— start RECORDED DATA —
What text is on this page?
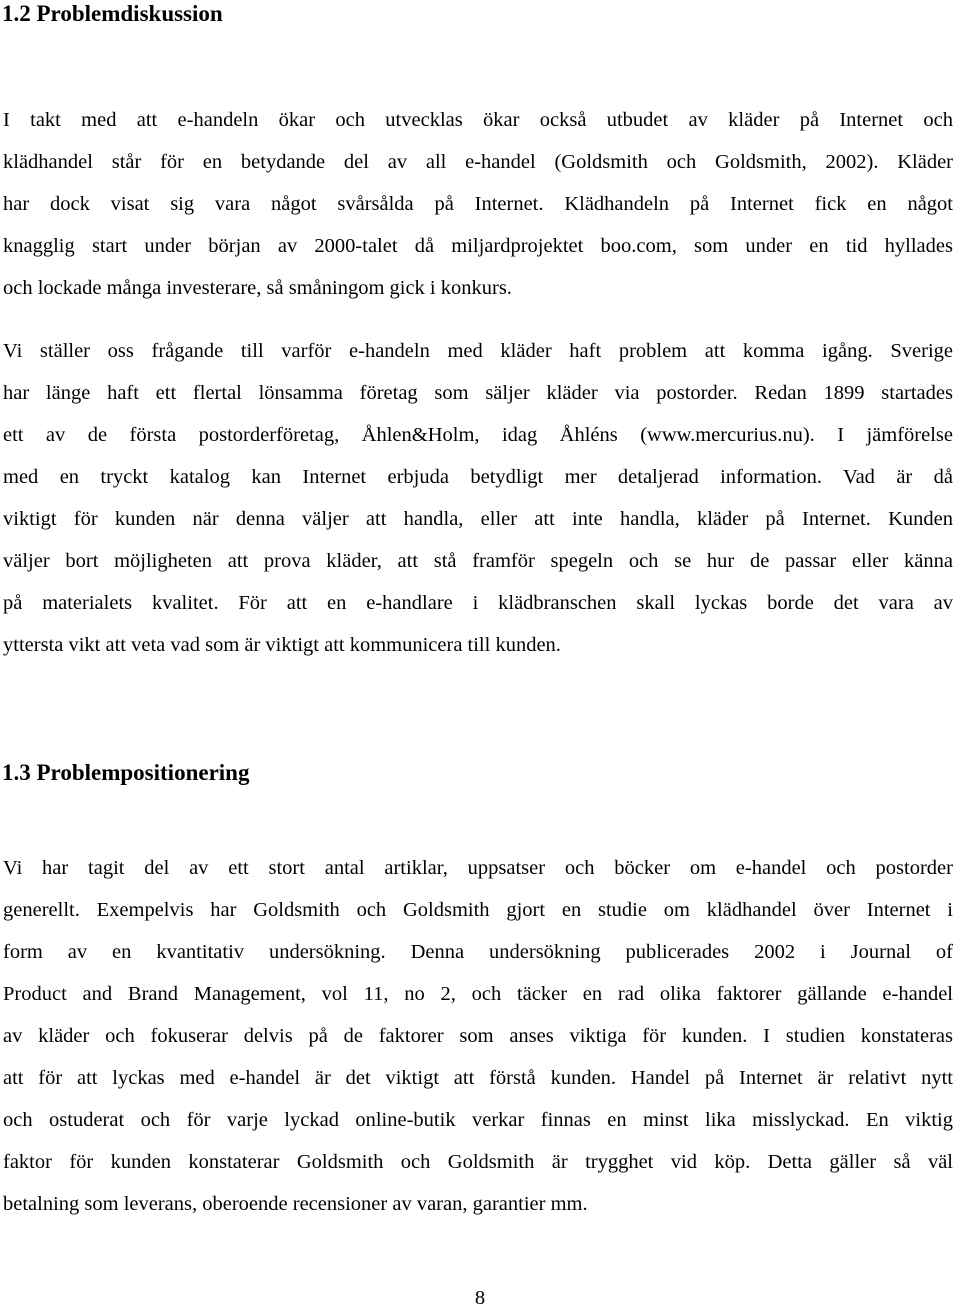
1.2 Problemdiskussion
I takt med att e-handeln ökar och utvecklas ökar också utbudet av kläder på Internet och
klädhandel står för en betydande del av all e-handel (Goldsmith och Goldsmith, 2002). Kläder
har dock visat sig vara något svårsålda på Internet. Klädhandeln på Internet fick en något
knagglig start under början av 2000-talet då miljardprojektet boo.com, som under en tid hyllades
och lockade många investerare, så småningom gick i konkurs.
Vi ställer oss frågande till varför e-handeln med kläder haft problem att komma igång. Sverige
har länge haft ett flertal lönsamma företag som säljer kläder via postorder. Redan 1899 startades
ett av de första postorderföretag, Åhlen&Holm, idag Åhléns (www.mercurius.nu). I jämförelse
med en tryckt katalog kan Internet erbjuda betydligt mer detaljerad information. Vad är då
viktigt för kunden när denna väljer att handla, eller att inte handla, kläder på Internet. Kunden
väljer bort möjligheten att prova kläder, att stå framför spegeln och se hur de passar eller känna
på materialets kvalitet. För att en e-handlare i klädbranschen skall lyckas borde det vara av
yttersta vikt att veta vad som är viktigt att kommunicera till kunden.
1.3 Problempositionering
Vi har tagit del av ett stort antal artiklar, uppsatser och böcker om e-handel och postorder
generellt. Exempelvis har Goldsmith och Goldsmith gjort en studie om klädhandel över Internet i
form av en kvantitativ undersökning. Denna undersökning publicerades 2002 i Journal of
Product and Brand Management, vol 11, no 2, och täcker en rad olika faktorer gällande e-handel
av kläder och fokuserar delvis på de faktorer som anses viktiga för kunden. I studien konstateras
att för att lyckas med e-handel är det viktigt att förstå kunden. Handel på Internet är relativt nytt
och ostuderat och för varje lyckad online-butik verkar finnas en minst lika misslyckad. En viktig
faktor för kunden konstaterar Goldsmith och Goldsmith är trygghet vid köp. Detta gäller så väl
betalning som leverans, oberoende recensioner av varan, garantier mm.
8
— end RECORDED DATA —
▶ **WHAT THE EXERCISE ASKS**
Provide only the count of lines in the data above that include the string "haft".

▶ **SOLUTION TO THE EXERCISE**
2